**Set exercise**
Transcribe each line exactly.

Records contained in a dataset

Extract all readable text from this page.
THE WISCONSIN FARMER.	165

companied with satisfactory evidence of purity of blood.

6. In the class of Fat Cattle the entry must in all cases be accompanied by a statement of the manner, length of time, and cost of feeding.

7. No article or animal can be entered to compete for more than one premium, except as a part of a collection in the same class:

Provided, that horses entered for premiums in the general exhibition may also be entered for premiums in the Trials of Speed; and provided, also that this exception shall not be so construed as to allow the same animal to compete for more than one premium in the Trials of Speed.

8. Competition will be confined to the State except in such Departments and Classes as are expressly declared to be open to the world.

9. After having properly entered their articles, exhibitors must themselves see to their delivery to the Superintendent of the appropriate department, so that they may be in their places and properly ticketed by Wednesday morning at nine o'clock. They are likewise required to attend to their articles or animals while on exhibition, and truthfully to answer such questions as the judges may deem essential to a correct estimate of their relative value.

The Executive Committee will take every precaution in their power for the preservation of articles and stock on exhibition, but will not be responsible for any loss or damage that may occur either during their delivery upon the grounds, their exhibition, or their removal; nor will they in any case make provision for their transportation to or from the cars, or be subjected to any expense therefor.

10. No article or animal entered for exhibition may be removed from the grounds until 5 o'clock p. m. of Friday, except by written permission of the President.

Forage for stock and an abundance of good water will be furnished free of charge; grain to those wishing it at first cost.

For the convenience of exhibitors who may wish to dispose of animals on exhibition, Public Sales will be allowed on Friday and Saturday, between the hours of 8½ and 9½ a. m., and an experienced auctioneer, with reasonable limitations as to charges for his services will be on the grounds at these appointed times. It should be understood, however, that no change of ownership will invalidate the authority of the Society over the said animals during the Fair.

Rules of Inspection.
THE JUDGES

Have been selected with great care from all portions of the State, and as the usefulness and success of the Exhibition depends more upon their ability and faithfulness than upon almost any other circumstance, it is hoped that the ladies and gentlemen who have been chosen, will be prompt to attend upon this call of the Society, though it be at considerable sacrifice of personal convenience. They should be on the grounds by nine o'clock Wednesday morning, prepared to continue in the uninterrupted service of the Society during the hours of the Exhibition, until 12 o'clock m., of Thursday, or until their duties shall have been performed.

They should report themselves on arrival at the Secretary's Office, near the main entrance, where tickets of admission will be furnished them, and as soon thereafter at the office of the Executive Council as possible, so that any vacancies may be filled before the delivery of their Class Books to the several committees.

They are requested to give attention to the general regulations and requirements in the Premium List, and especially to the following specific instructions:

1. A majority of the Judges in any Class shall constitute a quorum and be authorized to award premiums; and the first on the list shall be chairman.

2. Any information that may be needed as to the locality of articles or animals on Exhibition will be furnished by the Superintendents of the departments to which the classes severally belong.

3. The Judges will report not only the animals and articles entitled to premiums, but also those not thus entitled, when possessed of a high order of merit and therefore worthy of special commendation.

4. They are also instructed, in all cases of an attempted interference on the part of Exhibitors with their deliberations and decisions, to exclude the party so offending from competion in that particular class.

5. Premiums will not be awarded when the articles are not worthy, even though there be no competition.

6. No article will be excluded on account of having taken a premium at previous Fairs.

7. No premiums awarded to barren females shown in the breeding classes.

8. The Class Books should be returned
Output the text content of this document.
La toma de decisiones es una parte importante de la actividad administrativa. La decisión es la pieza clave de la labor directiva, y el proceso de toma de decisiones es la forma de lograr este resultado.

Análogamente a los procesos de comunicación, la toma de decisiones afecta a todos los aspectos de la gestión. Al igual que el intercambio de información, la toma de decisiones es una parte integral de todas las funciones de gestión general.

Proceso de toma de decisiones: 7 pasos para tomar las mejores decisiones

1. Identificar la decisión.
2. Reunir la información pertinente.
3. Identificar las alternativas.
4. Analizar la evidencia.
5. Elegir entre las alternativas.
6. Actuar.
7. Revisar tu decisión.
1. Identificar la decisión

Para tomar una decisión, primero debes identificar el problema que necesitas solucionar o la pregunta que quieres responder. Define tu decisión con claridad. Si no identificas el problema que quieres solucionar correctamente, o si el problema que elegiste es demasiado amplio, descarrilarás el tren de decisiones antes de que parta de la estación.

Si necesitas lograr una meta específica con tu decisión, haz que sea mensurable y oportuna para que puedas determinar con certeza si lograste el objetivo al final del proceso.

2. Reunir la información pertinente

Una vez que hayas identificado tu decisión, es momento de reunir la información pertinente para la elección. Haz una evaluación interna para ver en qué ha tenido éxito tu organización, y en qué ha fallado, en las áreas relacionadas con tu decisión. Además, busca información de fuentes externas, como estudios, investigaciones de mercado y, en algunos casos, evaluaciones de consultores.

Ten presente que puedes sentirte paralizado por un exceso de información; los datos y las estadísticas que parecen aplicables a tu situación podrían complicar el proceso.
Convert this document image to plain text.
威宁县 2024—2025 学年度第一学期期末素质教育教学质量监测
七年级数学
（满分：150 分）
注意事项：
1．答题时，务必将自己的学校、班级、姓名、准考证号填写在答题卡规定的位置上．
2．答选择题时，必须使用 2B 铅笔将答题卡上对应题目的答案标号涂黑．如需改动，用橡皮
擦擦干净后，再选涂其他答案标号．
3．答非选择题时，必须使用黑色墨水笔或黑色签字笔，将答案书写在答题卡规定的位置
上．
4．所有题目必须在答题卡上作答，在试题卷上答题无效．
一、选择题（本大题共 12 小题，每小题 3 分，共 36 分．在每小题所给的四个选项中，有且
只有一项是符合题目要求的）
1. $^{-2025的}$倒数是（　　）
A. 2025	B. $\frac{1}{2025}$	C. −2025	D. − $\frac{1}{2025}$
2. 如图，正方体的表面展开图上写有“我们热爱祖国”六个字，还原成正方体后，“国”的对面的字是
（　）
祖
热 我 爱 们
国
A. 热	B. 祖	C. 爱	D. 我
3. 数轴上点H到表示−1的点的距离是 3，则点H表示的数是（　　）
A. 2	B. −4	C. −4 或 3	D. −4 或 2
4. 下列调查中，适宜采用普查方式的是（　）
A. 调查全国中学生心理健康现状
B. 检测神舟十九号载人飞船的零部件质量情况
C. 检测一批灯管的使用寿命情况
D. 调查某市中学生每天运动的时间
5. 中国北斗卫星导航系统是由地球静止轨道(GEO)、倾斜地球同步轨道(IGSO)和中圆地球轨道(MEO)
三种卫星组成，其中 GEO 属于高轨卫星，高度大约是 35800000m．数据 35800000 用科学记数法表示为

**Written response**
Extract all readable text from this page.
THE WISCONSIN FARMER.	165

companied with satisfactory evidence of purity of blood.

6. In the class of Fat Cattle the entry must in all cases be accompanied by a statement of the manner, length of time, and cost of feeding.

7. No article or animal can be entered to compete for more than one premium, except as a part of a collection in the same class:

Provided, that horses entered for premiums in the general exhibition may also be entered for premiums in the Trials of Speed; and provided, also that this exception shall not be so construed as to allow the same animal to compete for more than one premium in the Trials of Speed.

8. Competition will be confined to the State except in such Departments and Classes as are expressly declared to be open to the world.

9. After having properly entered their articles, exhibitors must themselves see to their delivery to the Superintendent of the appropriate department, so that they may be in their places and properly ticketed by Wednesday morning at nine o'clock. They are likewise required to attend to their articles or animals while on exhibition, and truthfully to answer such questions as the judges may deem essential to a correct estimate of their relative value.

The Executive Committee will take every precaution in their power for the preservation of articles and stock on exhibition, but will not be responsible for any loss or damage that may occur either during their delivery upon the grounds, their exhibition, or their removal; nor will they in any case make provision for their transportation to or from the cars, or be subjected to any expense therefor.

10. No article or animal entered for exhibition may be removed from the grounds until 5 o'clock p. m. of Friday, except by written permission of the President.

Forage for stock and an abundance of good water will be furnished free of charge; grain to those wishing it at first cost.

For the convenience of exhibitors who may wish to dispose of animals on exhibition, Public Sales will be allowed on Friday and Saturday, between the hours of 8½ and 9½ a. m., and an experienced auctioneer, with reasonable limitations as to charges for his services will be on the grounds at these appointed times. It should be understood, however, that no change of ownership will invalidate the authority of the Society over the said animals during the Fair.

Rules of Inspection.
THE JUDGES

Have been selected with great care from all portions of the State, and as the usefulness and success of the Exhibition depends more upon their ability and faithfulness than upon almost any other circumstance, it is hoped that the ladies and gentlemen who have been chosen, will be prompt to attend upon this call of the Society, though it be at considerable sacrifice of personal convenience. They should be on the grounds by nine o'clock Wednesday morning, prepared to continue in the uninterrupted service of the Society during the hours of the Exhibition, until 12 o'clock m., of Thursday, or until their duties shall have been performed.

They should report themselves on arrival at the Secretary's Office, near the main entrance, where tickets of admission will be furnished them, and as soon thereafter at the office of the Executive Council as possible, so that any vacancies may be filled before the delivery of their Class Books to the several committees.

They are requested to give attention to the general regulations and requirements in the Premium List, and especially to the following specific instructions:

1. A majority of the Judges in any Class shall constitute a quorum and be authorized to award premiums; and the first on the list shall be chairman.

2. Any information that may be needed as to the locality of articles or animals on Exhibition will be furnished by the Superintendents of the departments to which the classes severally belong.

3. The Judges will report not only the animals and articles entitled to premiums, but also those not thus entitled, when possessed of a high order of merit and therefore worthy of special commendation.

4. They are also instructed, in all cases of an attempted interference on the part of Exhibitors with their deliberations and decisions, to exclude the party so offending from competion in that particular class.

5. Premiums will not be awarded when the articles are not worthy, even though there be no competition.

6. No article will be excluded on account of having taken a premium at previous Fairs.

7. No premiums awarded to barren females shown in the breeding classes.

8. The Class Books should be returned
Output the text content of this document.
La toma de decisiones es una parte importante de la actividad administrativa. La decisión es la pieza clave de la labor directiva, y el proceso de toma de decisiones es la forma de lograr este resultado.

Análogamente a los procesos de comunicación, la toma de decisiones afecta a todos los aspectos de la gestión. Al igual que el intercambio de información, la toma de decisiones es una parte integral de todas las funciones de gestión general.

Proceso de toma de decisiones: 7 pasos para tomar las mejores decisiones

1. Identificar la decisión.
2. Reunir la información pertinente.
3. Identificar las alternativas.
4. Analizar la evidencia.
5. Elegir entre las alternativas.
6. Actuar.
7. Revisar tu decisión.
1. Identificar la decisión

Para tomar una decisión, primero debes identificar el problema que necesitas solucionar o la pregunta que quieres responder. Define tu decisión con claridad. Si no identificas el problema que quieres solucionar correctamente, o si el problema que elegiste es demasiado amplio, descarrilarás el tren de decisiones antes de que parta de la estación.

Si necesitas lograr una meta específica con tu decisión, haz que sea mensurable y oportuna para que puedas determinar con certeza si lograste el objetivo al final del proceso.

2. Reunir la información pertinente

Una vez que hayas identificado tu decisión, es momento de reunir la información pertinente para la elección. Haz una evaluación interna para ver en qué ha tenido éxito tu organización, y en qué ha fallado, en las áreas relacionadas con tu decisión. Además, busca información de fuentes externas, como estudios, investigaciones de mercado y, en algunos casos, evaluaciones de consultores.

Ten presente que puedes sentirte paralizado por un exceso de información; los datos y las estadísticas que parecen aplicables a tu situación podrían complicar el proceso.
Convert this document image to plain text.
威宁县 2024—2025 学年度第一学期期末素质教育教学质量监测
七年级数学
（满分：150 分）
注意事项：
1．答题时，务必将自己的学校、班级、姓名、准考证号填写在答题卡规定的位置上．
2．答选择题时，必须使用 2B 铅笔将答题卡上对应题目的答案标号涂黑．如需改动，用橡皮
擦擦干净后，再选涂其他答案标号．
3．答非选择题时，必须使用黑色墨水笔或黑色签字笔，将答案书写在答题卡规定的位置
上．
4．所有题目必须在答题卡上作答，在试题卷上答题无效．
一、选择题（本大题共 12 小题，每小题 3 分，共 36 分．在每小题所给的四个选项中，有且
只有一项是符合题目要求的）
1. $^{-2025的}$倒数是（　　）
A. 2025	B. $\frac{1}{2025}$	C. −2025	D. − $\frac{1}{2025}$
2. 如图，正方体的表面展开图上写有“我们热爱祖国”六个字，还原成正方体后，“国”的对面的字是
（　）
祖
热 我 爱 们
国
A. 热	B. 祖	C. 爱	D. 我
3. 数轴上点H到表示−1的点的距离是 3，则点H表示的数是（　　）
A. 2	B. −4	C. −4 或 3	D. −4 或 2
4. 下列调查中，适宜采用普查方式的是（　）
A. 调查全国中学生心理健康现状
B. 检测神舟十九号载人飞船的零部件质量情况
C. 检测一批灯管的使用寿命情况
D. 调查某市中学生每天运动的时间
5. 中国北斗卫星导航系统是由地球静止轨道(GEO)、倾斜地球同步轨道(IGSO)和中圆地球轨道(MEO)
三种卫星组成，其中 GEO 属于高轨卫星，高度大约是 35800000m．数据 35800000 用科学记数法表示为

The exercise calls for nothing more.